▸ WHAT YOU HAVE TO DO
Give every line below again, exactly.

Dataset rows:
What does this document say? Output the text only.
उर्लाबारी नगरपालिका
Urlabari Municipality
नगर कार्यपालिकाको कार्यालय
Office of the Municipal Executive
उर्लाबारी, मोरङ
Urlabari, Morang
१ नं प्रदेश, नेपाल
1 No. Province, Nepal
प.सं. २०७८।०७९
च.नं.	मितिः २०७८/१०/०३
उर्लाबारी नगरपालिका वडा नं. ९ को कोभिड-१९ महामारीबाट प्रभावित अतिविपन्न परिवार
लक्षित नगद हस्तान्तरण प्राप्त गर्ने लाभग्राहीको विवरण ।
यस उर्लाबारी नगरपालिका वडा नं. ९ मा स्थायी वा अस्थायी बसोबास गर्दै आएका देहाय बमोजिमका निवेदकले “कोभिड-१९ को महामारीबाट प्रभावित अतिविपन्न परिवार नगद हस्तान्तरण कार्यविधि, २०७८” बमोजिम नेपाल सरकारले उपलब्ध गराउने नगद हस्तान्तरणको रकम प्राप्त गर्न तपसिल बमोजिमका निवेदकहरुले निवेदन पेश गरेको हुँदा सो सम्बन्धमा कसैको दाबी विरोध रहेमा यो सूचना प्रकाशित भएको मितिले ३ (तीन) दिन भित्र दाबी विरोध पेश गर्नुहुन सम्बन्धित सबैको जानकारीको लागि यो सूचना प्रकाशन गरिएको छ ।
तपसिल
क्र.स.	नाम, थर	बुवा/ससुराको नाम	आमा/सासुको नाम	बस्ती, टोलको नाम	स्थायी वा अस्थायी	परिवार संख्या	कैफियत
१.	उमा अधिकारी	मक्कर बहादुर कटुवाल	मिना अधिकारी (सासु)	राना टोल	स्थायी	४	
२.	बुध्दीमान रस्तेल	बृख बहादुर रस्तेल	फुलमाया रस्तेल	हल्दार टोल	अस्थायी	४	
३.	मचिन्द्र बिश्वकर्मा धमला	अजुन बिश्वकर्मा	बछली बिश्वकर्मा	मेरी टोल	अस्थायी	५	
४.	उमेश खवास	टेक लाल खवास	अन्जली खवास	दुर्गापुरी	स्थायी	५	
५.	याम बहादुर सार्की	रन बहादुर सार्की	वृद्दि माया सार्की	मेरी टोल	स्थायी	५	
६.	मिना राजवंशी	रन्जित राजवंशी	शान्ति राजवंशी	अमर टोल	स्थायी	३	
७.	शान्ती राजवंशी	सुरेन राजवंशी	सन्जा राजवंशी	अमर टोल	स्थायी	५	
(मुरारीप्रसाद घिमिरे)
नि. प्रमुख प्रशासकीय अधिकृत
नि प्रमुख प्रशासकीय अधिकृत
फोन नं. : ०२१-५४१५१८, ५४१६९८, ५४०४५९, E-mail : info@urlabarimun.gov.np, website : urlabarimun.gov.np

▸ TASK OUTPUT
What does this document say? Output the text only.
उर्लाबारी नगरपालिका
Urlabari Municipality
नगर कार्यपालिकाको कार्यालय
Office of the Municipal Executive
उर्लाबारी, मोरङ
Urlabari, Morang
१ नं प्रदेश, नेपाल
1 No. Province, Nepal
प.सं. २०७८।०७९
च.नं.	मितिः २०७८/१०/०३
उर्लाबारी नगरपालिका वडा नं. ९ को कोभिड-१९ महामारीबाट प्रभावित अतिविपन्न परिवार
लक्षित नगद हस्तान्तरण प्राप्त गर्ने लाभग्राहीको विवरण ।
यस उर्लाबारी नगरपालिका वडा नं. ९ मा स्थायी वा अस्थायी बसोबास गर्दै आएका देहाय बमोजिमका निवेदकले “कोभिड-१९ को महामारीबाट प्रभावित अतिविपन्न परिवार नगद हस्तान्तरण कार्यविधि, २०७८” बमोजिम नेपाल सरकारले उपलब्ध गराउने नगद हस्तान्तरणको रकम प्राप्त गर्न तपसिल बमोजिमका निवेदकहरुले निवेदन पेश गरेको हुँदा सो सम्बन्धमा कसैको दाबी विरोध रहेमा यो सूचना प्रकाशित भएको मितिले ३ (तीन) दिन भित्र दाबी विरोध पेश गर्नुहुन सम्बन्धित सबैको जानकारीको लागि यो सूचना प्रकाशन गरिएको छ ।
तपसिल
क्र.स.	नाम, थर	बुवा/ससुराको नाम	आमा/सासुको नाम	बस्ती, टोलको नाम	स्थायी वा अस्थायी	परिवार संख्या	कैफियत
१.	उमा अधिकारी	मक्कर बहादुर कटुवाल	मिना अधिकारी (सासु)	राना टोल	स्थायी	४	
२.	बुध्दीमान रस्तेल	बृख बहादुर रस्तेल	फुलमाया रस्तेल	हल्दार टोल	अस्थायी	४	
३.	मचिन्द्र बिश्वकर्मा धमला	अजुन बिश्वकर्मा	बछली बिश्वकर्मा	मेरी टोल	अस्थायी	५	
४.	उमेश खवास	टेक लाल खवास	अन्जली खवास	दुर्गापुरी	स्थायी	५	
५.	याम बहादुर सार्की	रन बहादुर सार्की	वृद्दि माया सार्की	मेरी टोल	स्थायी	५	
६.	मिना राजवंशी	रन्जित राजवंशी	शान्ति राजवंशी	अमर टोल	स्थायी	३	
७.	शान्ती राजवंशी	सुरेन राजवंशी	सन्जा राजवंशी	अमर टोल	स्थायी	५	
(मुरारीप्रसाद घिमिरे)
नि. प्रमुख प्रशासकीय अधिकृत
नि प्रमुख प्रशासकीय अधिकृत
फोन नं. : ०२१-५४१५१८, ५४१६९८, ५४०४५९, E-mail : info@urlabarimun.gov.np, website : urlabarimun.gov.np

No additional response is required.